Your instructions
Restate the entries below verbatim.

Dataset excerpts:
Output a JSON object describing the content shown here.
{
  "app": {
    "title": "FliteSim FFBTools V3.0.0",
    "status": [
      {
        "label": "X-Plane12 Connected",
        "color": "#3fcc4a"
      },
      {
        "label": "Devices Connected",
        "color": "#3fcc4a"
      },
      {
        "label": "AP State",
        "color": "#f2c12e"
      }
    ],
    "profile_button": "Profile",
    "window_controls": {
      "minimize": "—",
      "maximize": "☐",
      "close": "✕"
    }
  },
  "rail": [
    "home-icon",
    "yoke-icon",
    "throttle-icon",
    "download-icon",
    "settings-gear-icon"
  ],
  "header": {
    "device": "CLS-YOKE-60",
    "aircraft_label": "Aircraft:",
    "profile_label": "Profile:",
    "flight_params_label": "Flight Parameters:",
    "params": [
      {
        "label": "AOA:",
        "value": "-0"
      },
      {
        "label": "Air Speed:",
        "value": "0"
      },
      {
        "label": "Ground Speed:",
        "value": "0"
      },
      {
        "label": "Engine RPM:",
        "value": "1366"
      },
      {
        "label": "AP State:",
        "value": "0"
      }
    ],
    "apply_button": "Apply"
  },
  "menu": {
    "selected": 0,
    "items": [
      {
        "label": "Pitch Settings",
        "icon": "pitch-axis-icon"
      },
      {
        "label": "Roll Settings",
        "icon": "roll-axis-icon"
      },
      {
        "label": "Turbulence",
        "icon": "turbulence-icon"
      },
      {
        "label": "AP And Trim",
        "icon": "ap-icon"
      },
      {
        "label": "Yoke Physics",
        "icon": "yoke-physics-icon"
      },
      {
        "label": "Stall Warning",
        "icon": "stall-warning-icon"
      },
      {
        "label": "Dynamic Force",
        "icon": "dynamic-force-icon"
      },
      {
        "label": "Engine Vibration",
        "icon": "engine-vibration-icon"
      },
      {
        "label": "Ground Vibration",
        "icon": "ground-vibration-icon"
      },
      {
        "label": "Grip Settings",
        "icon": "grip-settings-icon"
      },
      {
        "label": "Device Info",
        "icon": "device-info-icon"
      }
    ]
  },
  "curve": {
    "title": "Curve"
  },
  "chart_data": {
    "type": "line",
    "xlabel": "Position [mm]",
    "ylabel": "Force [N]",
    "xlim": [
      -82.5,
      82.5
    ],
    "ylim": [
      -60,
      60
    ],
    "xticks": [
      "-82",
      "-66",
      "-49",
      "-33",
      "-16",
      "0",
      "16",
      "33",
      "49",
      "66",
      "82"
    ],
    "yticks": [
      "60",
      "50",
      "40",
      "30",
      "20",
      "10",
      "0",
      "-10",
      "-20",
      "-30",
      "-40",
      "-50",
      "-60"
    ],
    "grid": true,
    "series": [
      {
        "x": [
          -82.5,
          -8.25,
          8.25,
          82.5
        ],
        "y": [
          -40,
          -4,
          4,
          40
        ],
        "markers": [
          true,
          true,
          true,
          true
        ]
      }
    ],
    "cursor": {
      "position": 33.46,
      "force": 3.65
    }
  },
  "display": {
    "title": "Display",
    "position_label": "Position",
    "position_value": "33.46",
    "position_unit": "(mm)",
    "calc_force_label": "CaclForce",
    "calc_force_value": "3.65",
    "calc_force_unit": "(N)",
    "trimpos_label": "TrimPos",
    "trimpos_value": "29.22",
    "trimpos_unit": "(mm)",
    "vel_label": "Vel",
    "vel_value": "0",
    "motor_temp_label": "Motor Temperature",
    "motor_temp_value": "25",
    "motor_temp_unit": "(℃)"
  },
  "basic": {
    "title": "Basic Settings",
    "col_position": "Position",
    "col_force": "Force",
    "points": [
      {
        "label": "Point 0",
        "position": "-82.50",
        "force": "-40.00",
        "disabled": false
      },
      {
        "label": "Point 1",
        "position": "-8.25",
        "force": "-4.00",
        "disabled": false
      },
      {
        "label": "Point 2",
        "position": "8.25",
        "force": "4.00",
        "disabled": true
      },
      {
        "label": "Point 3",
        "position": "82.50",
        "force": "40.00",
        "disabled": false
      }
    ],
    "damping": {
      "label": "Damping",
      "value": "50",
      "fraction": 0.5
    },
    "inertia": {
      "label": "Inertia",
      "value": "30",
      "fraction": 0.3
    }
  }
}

Exercise output
Output a JSON object describing the content shown here.
{
  "app": {
    "title": "FliteSim FFBTools V3.0.0",
    "status": [
      {
        "label": "X-Plane12 Connected",
        "color": "#3fcc4a"
      },
      {
        "label": "Devices Connected",
        "color": "#3fcc4a"
      },
      {
        "label": "AP State",
        "color": "#f2c12e"
      }
    ],
    "profile_button": "Profile",
    "window_controls": {
      "minimize": "—",
      "maximize": "☐",
      "close": "✕"
    }
  },
  "rail": [
    "home-icon",
    "yoke-icon",
    "throttle-icon",
    "download-icon",
    "settings-gear-icon"
  ],
  "header": {
    "device": "CLS-YOKE-60",
    "aircraft_label": "Aircraft:",
    "profile_label": "Profile:",
    "flight_params_label": "Flight Parameters:",
    "params": [
      {
        "label": "AOA:",
        "value": "-0"
      },
      {
        "label": "Air Speed:",
        "value": "0"
      },
      {
        "label": "Ground Speed:",
        "value": "0"
      },
      {
        "label": "Engine RPM:",
        "value": "1366"
      },
      {
        "label": "AP State:",
        "value": "0"
      }
    ],
    "apply_button": "Apply"
  },
  "menu": {
    "selected": 0,
    "items": [
      {
        "label": "Pitch Settings",
        "icon": "pitch-axis-icon"
      },
      {
        "label": "Roll Settings",
        "icon": "roll-axis-icon"
      },
      {
        "label": "Turbulence",
        "icon": "turbulence-icon"
      },
      {
        "label": "AP And Trim",
        "icon": "ap-icon"
      },
      {
        "label": "Yoke Physics",
        "icon": "yoke-physics-icon"
      },
      {
        "label": "Stall Warning",
        "icon": "stall-warning-icon"
      },
      {
        "label": "Dynamic Force",
        "icon": "dynamic-force-icon"
      },
      {
        "label": "Engine Vibration",
        "icon": "engine-vibration-icon"
      },
      {
        "label": "Ground Vibration",
        "icon": "ground-vibration-icon"
      },
      {
        "label": "Grip Settings",
        "icon": "grip-settings-icon"
      },
      {
        "label": "Device Info",
        "icon": "device-info-icon"
      }
    ]
  },
  "curve": {
    "title": "Curve"
  },
  "chart_data": {
    "type": "line",
    "xlabel": "Position [mm]",
    "ylabel": "Force [N]",
    "xlim": [
      -82.5,
      82.5
    ],
    "ylim": [
      -60,
      60
    ],
    "xticks": [
      "-82",
      "-66",
      "-49",
      "-33",
      "-16",
      "0",
      "16",
      "33",
      "49",
      "66",
      "82"
    ],
    "yticks": [
      "60",
      "50",
      "40",
      "30",
      "20",
      "10",
      "0",
      "-10",
      "-20",
      "-30",
      "-40",
      "-50",
      "-60"
    ],
    "grid": true,
    "series": [
      {
        "x": [
          -82.5,
          -8.25,
          8.25,
          82.5
        ],
        "y": [
          -40,
          -4,
          4,
          40
        ],
        "markers": [
          true,
          true,
          true,
          true
        ]
      }
    ],
    "cursor": {
      "position": 33.46,
      "force": 3.65
    }
  },
  "display": {
    "title": "Display",
    "position_label": "Position",
    "position_value": "33.46",
    "position_unit": "(mm)",
    "calc_force_label": "CaclForce",
    "calc_force_value": "3.65",
    "calc_force_unit": "(N)",
    "trimpos_label": "TrimPos",
    "trimpos_value": "29.22",
    "trimpos_unit": "(mm)",
    "vel_label": "Vel",
    "vel_value": "0",
    "motor_temp_label": "Motor Temperature",
    "motor_temp_value": "25",
    "motor_temp_unit": "(℃)"
  },
  "basic": {
    "title": "Basic Settings",
    "col_position": "Position",
    "col_force": "Force",
    "points": [
      {
        "label": "Point 0",
        "position": "-82.50",
        "force": "-40.00",
        "disabled": false
      },
      {
        "label": "Point 1",
        "position": "-8.25",
        "force": "-4.00",
        "disabled": false
      },
      {
        "label": "Point 2",
        "position": "8.25",
        "force": "4.00",
        "disabled": true
      },
      {
        "label": "Point 3",
        "position": "82.50",
        "force": "40.00",
        "disabled": false
      }
    ],
    "damping": {
      "label": "Damping",
      "value": "50",
      "fraction": 0.5
    },
    "inertia": {
      "label": "Inertia",
      "value": "30",
      "fraction": 0.3
    }
  }
}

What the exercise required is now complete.